■ DATASET EXCERPTS ■
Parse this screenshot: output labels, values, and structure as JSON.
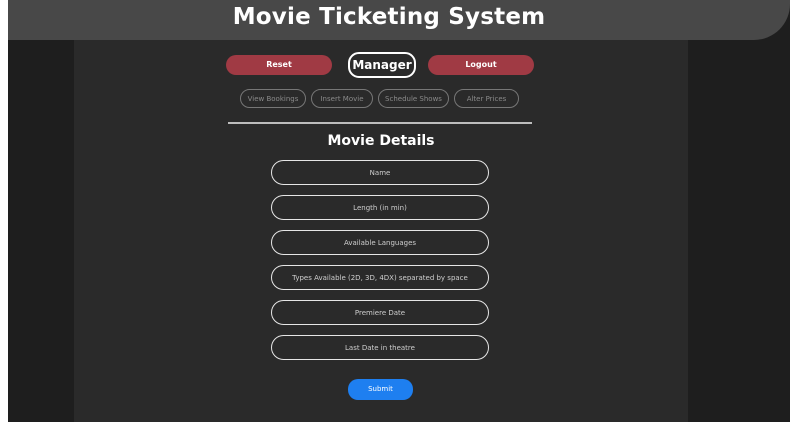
{
  "app": {
    "title": "Movie Ticketing System"
  },
  "header": {
    "reset_label": "Reset",
    "role_label": "Manager",
    "logout_label": "Logout"
  },
  "tabs": [
    {
      "label": "View Bookings"
    },
    {
      "label": "Insert Movie"
    },
    {
      "label": "Schedule Shows"
    },
    {
      "label": "Alter Prices"
    }
  ],
  "form": {
    "title": "Movie Details",
    "fields": [
      {
        "placeholder": "Name",
        "value": ""
      },
      {
        "placeholder": "Length (in min)",
        "value": ""
      },
      {
        "placeholder": "Available Languages",
        "value": ""
      },
      {
        "placeholder": "Types Available (2D, 3D, 4DX) separated by space",
        "value": ""
      },
      {
        "placeholder": "Premiere Date",
        "value": ""
      },
      {
        "placeholder": "Last Date in theatre",
        "value": ""
      }
    ],
    "submit_label": "Submit"
  },
  "colors": {
    "background": "#1e1e1e",
    "titlebar": "#484848",
    "panel": "#2a2a2a",
    "danger_button": "#a03a44",
    "primary_button": "#1e7ff0"
  }
}
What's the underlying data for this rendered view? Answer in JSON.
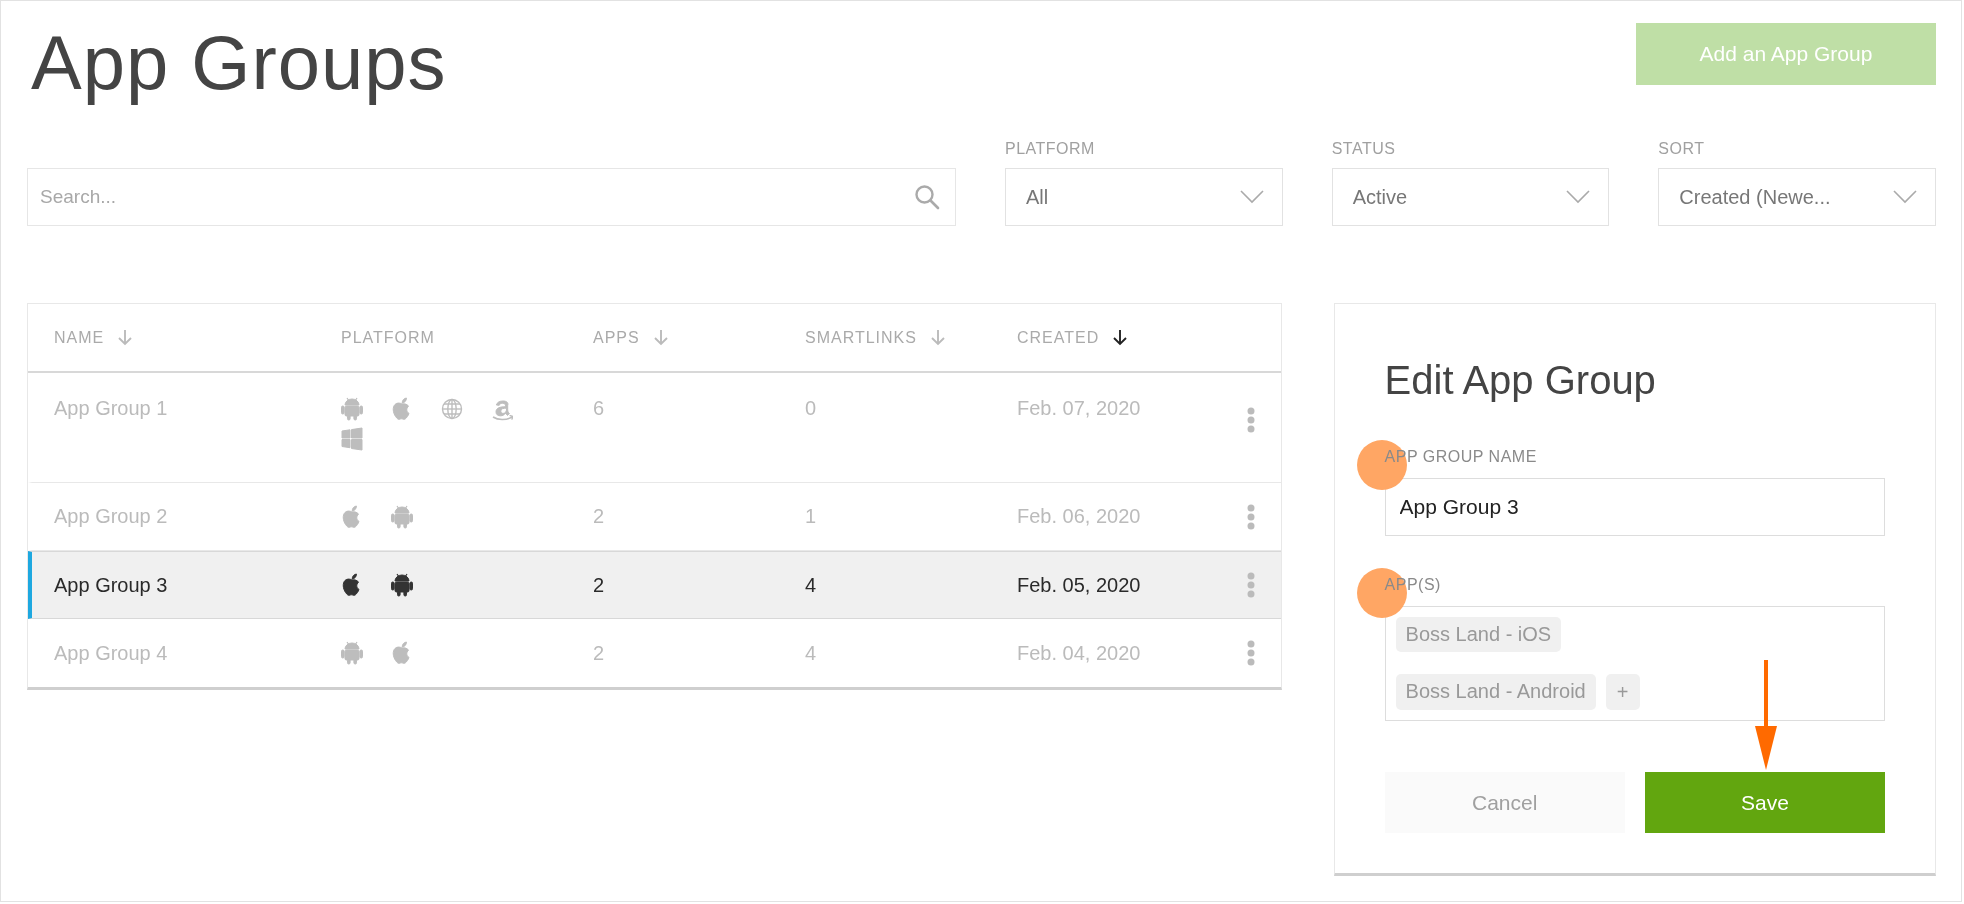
{
  "page": {
    "title": "App Groups",
    "add_button": "Add an App Group"
  },
  "filters": {
    "search": {
      "placeholder": "Search..."
    },
    "dropdowns": [
      {
        "label": "PLATFORM",
        "value": "All"
      },
      {
        "label": "STATUS",
        "value": "Active"
      },
      {
        "label": "SORT",
        "value": "Created (Newe..."
      }
    ]
  },
  "table": {
    "columns": [
      {
        "label": "NAME",
        "sortable": true,
        "sort_active": false
      },
      {
        "label": "PLATFORM",
        "sortable": false,
        "sort_active": false
      },
      {
        "label": "APPS",
        "sortable": true,
        "sort_active": false
      },
      {
        "label": "SMARTLINKS",
        "sortable": true,
        "sort_active": false
      },
      {
        "label": "CREATED",
        "sortable": true,
        "sort_active": true
      }
    ],
    "rows": [
      {
        "name": "App Group 1",
        "platforms": [
          {
            "kind": "android"
          },
          {
            "kind": "apple"
          },
          {
            "kind": "web"
          },
          {
            "kind": "amazon"
          },
          {
            "kind": "windows"
          }
        ],
        "apps": "6",
        "smartlinks": "0",
        "created": "Feb. 07, 2020",
        "selected": false
      },
      {
        "name": "App Group 2",
        "platforms": [
          {
            "kind": "apple"
          },
          {
            "kind": "android"
          }
        ],
        "apps": "2",
        "smartlinks": "1",
        "created": "Feb. 06, 2020",
        "selected": false
      },
      {
        "name": "App Group 3",
        "platforms": [
          {
            "kind": "apple"
          },
          {
            "kind": "android"
          }
        ],
        "apps": "2",
        "smartlinks": "4",
        "created": "Feb. 05, 2020",
        "selected": true
      },
      {
        "name": "App Group 4",
        "platforms": [
          {
            "kind": "android"
          },
          {
            "kind": "apple"
          }
        ],
        "apps": "2",
        "smartlinks": "4",
        "created": "Feb. 04, 2020",
        "selected": false
      }
    ]
  },
  "edit_panel": {
    "title": "Edit App Group",
    "name_field": {
      "label": "APP GROUP NAME",
      "value": "App Group 3"
    },
    "apps_field": {
      "label": "APP(S)",
      "tags": [
        "Boss Land - iOS",
        "Boss Land - Android"
      ],
      "add": "+"
    },
    "cancel": "Cancel",
    "save": "Save"
  }
}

■ SHORT TASK ■
Quote the full listing above word for word; exclude every picture from the copy.

■ TASK ANSWER ■
Parse this screenshot: output labels, values, and structure as JSON.
{
  "app": {
    "title": "Movie Ticketing System"
  },
  "header": {
    "reset_label": "Reset",
    "role_label": "Manager",
    "logout_label": "Logout"
  },
  "tabs": [
    {
      "label": "View Bookings"
    },
    {
      "label": "Insert Movie"
    },
    {
      "label": "Schedule Shows"
    },
    {
      "label": "Alter Prices"
    }
  ],
  "form": {
    "title": "Movie Details",
    "fields": [
      {
        "placeholder": "Name",
        "value": ""
      },
      {
        "placeholder": "Length (in min)",
        "value": ""
      },
      {
        "placeholder": "Available Languages",
        "value": ""
      },
      {
        "placeholder": "Types Available (2D, 3D, 4DX) separated by space",
        "value": ""
      },
      {
        "placeholder": "Premiere Date",
        "value": ""
      },
      {
        "placeholder": "Last Date in theatre",
        "value": ""
      }
    ],
    "submit_label": "Submit"
  },
  "colors": {
    "background": "#1e1e1e",
    "titlebar": "#484848",
    "panel": "#2a2a2a",
    "danger_button": "#a03a44",
    "primary_button": "#1e7ff0"
  }
}
What's the underlying data for this rendered view? Answer in JSON.
{
  "page": {
    "title": "App Groups",
    "add_button": "Add an App Group"
  },
  "filters": {
    "search": {
      "placeholder": "Search..."
    },
    "dropdowns": [
      {
        "label": "PLATFORM",
        "value": "All"
      },
      {
        "label": "STATUS",
        "value": "Active"
      },
      {
        "label": "SORT",
        "value": "Created (Newe..."
      }
    ]
  },
  "table": {
    "columns": [
      {
        "label": "NAME",
        "sortable": true,
        "sort_active": false
      },
      {
        "label": "PLATFORM",
        "sortable": false,
        "sort_active": false
      },
      {
        "label": "APPS",
        "sortable": true,
        "sort_active": false
      },
      {
        "label": "SMARTLINKS",
        "sortable": true,
        "sort_active": false
      },
      {
        "label": "CREATED",
        "sortable": true,
        "sort_active": true
      }
    ],
    "rows": [
      {
        "name": "App Group 1",
        "platforms": [
          {
            "kind": "android"
          },
          {
            "kind": "apple"
          },
          {
            "kind": "web"
          },
          {
            "kind": "amazon"
          },
          {
            "kind": "windows"
          }
        ],
        "apps": "6",
        "smartlinks": "0",
        "created": "Feb. 07, 2020",
        "selected": false
      },
      {
        "name": "App Group 2",
        "platforms": [
          {
            "kind": "apple"
          },
          {
            "kind": "android"
          }
        ],
        "apps": "2",
        "smartlinks": "1",
        "created": "Feb. 06, 2020",
        "selected": false
      },
      {
        "name": "App Group 3",
        "platforms": [
          {
            "kind": "apple"
          },
          {
            "kind": "android"
          }
        ],
        "apps": "2",
        "smartlinks": "4",
        "created": "Feb. 05, 2020",
        "selected": true
      },
      {
        "name": "App Group 4",
        "platforms": [
          {
            "kind": "android"
          },
          {
            "kind": "apple"
          }
        ],
        "apps": "2",
        "smartlinks": "4",
        "created": "Feb. 04, 2020",
        "selected": false
      }
    ]
  },
  "edit_panel": {
    "title": "Edit App Group",
    "name_field": {
      "label": "APP GROUP NAME",
      "value": "App Group 3"
    },
    "apps_field": {
      "label": "APP(S)",
      "tags": [
        "Boss Land - iOS",
        "Boss Land - Android"
      ],
      "add": "+"
    },
    "cancel": "Cancel",
    "save": "Save"
  }
}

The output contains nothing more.